PROBLEM REQUIREMENTS: Copy out each line below exactly as it appears.

* Start SOURCE MATERIAL *

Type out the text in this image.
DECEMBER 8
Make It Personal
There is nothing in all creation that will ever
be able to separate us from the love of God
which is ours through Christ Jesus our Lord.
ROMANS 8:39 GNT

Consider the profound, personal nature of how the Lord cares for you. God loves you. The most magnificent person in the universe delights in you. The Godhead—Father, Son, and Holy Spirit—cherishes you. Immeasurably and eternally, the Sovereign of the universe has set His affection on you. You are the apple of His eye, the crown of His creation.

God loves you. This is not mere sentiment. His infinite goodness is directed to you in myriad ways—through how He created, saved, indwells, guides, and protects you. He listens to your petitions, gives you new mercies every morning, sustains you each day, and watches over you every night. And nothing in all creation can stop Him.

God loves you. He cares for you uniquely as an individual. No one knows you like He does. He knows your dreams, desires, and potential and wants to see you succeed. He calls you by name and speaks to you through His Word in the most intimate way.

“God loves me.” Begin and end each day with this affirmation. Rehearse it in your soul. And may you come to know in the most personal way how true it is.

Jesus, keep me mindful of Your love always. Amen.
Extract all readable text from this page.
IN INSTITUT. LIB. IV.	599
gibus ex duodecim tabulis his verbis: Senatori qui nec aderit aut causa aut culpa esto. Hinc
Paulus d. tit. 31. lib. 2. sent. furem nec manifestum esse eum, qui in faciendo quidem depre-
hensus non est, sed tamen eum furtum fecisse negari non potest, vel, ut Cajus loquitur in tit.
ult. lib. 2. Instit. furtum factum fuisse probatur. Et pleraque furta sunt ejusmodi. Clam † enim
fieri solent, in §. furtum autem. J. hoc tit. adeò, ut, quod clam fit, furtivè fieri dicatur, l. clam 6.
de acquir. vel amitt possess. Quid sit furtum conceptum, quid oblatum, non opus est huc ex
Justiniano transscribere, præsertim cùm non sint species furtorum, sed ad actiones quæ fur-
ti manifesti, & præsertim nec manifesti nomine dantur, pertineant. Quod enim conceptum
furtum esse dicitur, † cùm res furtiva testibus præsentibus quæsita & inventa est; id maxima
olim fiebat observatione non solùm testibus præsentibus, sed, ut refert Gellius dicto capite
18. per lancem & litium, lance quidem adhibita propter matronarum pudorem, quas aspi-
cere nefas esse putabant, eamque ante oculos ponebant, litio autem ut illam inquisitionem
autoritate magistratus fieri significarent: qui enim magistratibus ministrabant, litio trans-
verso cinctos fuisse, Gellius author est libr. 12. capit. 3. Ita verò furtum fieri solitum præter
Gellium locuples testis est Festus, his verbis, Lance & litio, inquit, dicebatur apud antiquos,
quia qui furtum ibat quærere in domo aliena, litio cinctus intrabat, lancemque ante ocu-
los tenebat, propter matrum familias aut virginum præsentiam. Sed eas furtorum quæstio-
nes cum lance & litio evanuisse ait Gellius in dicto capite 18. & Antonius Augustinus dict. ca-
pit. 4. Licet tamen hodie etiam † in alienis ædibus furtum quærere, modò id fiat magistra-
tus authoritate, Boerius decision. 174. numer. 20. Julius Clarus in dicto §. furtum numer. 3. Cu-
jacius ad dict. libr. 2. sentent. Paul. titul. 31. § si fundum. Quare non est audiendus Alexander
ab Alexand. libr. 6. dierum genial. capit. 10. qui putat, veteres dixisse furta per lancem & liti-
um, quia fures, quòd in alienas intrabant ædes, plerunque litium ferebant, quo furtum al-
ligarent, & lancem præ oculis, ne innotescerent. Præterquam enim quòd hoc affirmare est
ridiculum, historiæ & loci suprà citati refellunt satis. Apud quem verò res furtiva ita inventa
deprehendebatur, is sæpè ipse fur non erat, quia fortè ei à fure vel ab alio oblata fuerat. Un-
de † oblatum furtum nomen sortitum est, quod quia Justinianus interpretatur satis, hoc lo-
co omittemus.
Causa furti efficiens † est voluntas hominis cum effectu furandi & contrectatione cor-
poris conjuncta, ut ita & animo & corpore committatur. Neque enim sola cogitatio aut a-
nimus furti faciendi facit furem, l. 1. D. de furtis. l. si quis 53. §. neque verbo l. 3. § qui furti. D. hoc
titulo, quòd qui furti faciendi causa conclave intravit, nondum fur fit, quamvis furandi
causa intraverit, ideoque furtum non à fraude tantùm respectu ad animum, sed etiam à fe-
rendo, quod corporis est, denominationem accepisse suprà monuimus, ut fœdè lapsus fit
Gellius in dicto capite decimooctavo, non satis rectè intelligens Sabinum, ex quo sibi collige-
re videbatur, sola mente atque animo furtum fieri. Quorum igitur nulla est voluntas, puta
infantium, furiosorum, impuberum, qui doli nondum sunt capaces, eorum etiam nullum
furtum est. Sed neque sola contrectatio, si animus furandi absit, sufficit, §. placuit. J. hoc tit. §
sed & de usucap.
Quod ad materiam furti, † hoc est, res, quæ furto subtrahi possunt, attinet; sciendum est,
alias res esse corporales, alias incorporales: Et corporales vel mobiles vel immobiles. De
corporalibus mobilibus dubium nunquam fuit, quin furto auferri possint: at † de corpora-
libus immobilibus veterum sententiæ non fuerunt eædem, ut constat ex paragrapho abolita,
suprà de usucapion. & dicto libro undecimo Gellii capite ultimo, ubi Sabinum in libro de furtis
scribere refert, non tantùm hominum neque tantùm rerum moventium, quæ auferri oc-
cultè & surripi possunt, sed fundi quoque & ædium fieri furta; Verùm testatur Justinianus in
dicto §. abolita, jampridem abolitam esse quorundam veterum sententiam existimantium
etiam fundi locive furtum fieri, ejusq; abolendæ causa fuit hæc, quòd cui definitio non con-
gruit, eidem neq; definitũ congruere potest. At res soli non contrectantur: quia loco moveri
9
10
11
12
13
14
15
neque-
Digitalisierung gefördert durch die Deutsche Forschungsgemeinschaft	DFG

* End SOURCE MATERIAL *

FINISHED EXERCISE:
Type out the text in this image.
DECEMBER 8
Make It Personal
There is nothing in all creation that will ever
be able to separate us from the love of God
which is ours through Christ Jesus our Lord.
ROMANS 8:39 GNT

Consider the profound, personal nature of how the Lord cares for you. God loves you. The most magnificent person in the universe delights in you. The Godhead—Father, Son, and Holy Spirit—cherishes you. Immeasurably and eternally, the Sovereign of the universe has set His affection on you. You are the apple of His eye, the crown of His creation.

God loves you. This is not mere sentiment. His infinite goodness is directed to you in myriad ways—through how He created, saved, indwells, guides, and protects you. He listens to your petitions, gives you new mercies every morning, sustains you each day, and watches over you every night. And nothing in all creation can stop Him.

God loves you. He cares for you uniquely as an individual. No one knows you like He does. He knows your dreams, desires, and potential and wants to see you succeed. He calls you by name and speaks to you through His Word in the most intimate way.

“God loves me.” Begin and end each day with this affirmation. Rehearse it in your soul. And may you come to know in the most personal way how true it is.

Jesus, keep me mindful of Your love always. Amen.
Extract all readable text from this page.
IN INSTITUT. LIB. IV.	599
gibus ex duodecim tabulis his verbis: Senatori qui nec aderit aut causa aut culpa esto. Hinc
Paulus d. tit. 31. lib. 2. sent. furem nec manifestum esse eum, qui in faciendo quidem depre-
hensus non est, sed tamen eum furtum fecisse negari non potest, vel, ut Cajus loquitur in tit.
ult. lib. 2. Instit. furtum factum fuisse probatur. Et pleraque furta sunt ejusmodi. Clam † enim
fieri solent, in §. furtum autem. J. hoc tit. adeò, ut, quod clam fit, furtivè fieri dicatur, l. clam 6.
de acquir. vel amitt possess. Quid sit furtum conceptum, quid oblatum, non opus est huc ex
Justiniano transscribere, præsertim cùm non sint species furtorum, sed ad actiones quæ fur-
ti manifesti, & præsertim nec manifesti nomine dantur, pertineant. Quod enim conceptum
furtum esse dicitur, † cùm res furtiva testibus præsentibus quæsita & inventa est; id maxima
olim fiebat observatione non solùm testibus præsentibus, sed, ut refert Gellius dicto capite
18. per lancem & litium, lance quidem adhibita propter matronarum pudorem, quas aspi-
cere nefas esse putabant, eamque ante oculos ponebant, litio autem ut illam inquisitionem
autoritate magistratus fieri significarent: qui enim magistratibus ministrabant, litio trans-
verso cinctos fuisse, Gellius author est libr. 12. capit. 3. Ita verò furtum fieri solitum præter
Gellium locuples testis est Festus, his verbis, Lance & litio, inquit, dicebatur apud antiquos,
quia qui furtum ibat quærere in domo aliena, litio cinctus intrabat, lancemque ante ocu-
los tenebat, propter matrum familias aut virginum præsentiam. Sed eas furtorum quæstio-
nes cum lance & litio evanuisse ait Gellius in dicto capite 18. & Antonius Augustinus dict. ca-
pit. 4. Licet tamen hodie etiam † in alienis ædibus furtum quærere, modò id fiat magistra-
tus authoritate, Boerius decision. 174. numer. 20. Julius Clarus in dicto §. furtum numer. 3. Cu-
jacius ad dict. libr. 2. sentent. Paul. titul. 31. § si fundum. Quare non est audiendus Alexander
ab Alexand. libr. 6. dierum genial. capit. 10. qui putat, veteres dixisse furta per lancem & liti-
um, quia fures, quòd in alienas intrabant ædes, plerunque litium ferebant, quo furtum al-
ligarent, & lancem præ oculis, ne innotescerent. Præterquam enim quòd hoc affirmare est
ridiculum, historiæ & loci suprà citati refellunt satis. Apud quem verò res furtiva ita inventa
deprehendebatur, is sæpè ipse fur non erat, quia fortè ei à fure vel ab alio oblata fuerat. Un-
de † oblatum furtum nomen sortitum est, quod quia Justinianus interpretatur satis, hoc lo-
co omittemus.
Causa furti efficiens † est voluntas hominis cum effectu furandi & contrectatione cor-
poris conjuncta, ut ita & animo & corpore committatur. Neque enim sola cogitatio aut a-
nimus furti faciendi facit furem, l. 1. D. de furtis. l. si quis 53. §. neque verbo l. 3. § qui furti. D. hoc
titulo, quòd qui furti faciendi causa conclave intravit, nondum fur fit, quamvis furandi
causa intraverit, ideoque furtum non à fraude tantùm respectu ad animum, sed etiam à fe-
rendo, quod corporis est, denominationem accepisse suprà monuimus, ut fœdè lapsus fit
Gellius in dicto capite decimooctavo, non satis rectè intelligens Sabinum, ex quo sibi collige-
re videbatur, sola mente atque animo furtum fieri. Quorum igitur nulla est voluntas, puta
infantium, furiosorum, impuberum, qui doli nondum sunt capaces, eorum etiam nullum
furtum est. Sed neque sola contrectatio, si animus furandi absit, sufficit, §. placuit. J. hoc tit. §
sed & de usucap.
Quod ad materiam furti, † hoc est, res, quæ furto subtrahi possunt, attinet; sciendum est,
alias res esse corporales, alias incorporales: Et corporales vel mobiles vel immobiles. De
corporalibus mobilibus dubium nunquam fuit, quin furto auferri possint: at † de corpora-
libus immobilibus veterum sententiæ non fuerunt eædem, ut constat ex paragrapho abolita,
suprà de usucapion. & dicto libro undecimo Gellii capite ultimo, ubi Sabinum in libro de furtis
scribere refert, non tantùm hominum neque tantùm rerum moventium, quæ auferri oc-
cultè & surripi possunt, sed fundi quoque & ædium fieri furta; Verùm testatur Justinianus in
dicto §. abolita, jampridem abolitam esse quorundam veterum sententiam existimantium
etiam fundi locive furtum fieri, ejusq; abolendæ causa fuit hæc, quòd cui definitio non con-
gruit, eidem neq; definitũ congruere potest. At res soli non contrectantur: quia loco moveri
9
10
11
12
13
14
15
neque-
Digitalisierung gefördert durch die Deutsche Forschungsgemeinschaft	DFG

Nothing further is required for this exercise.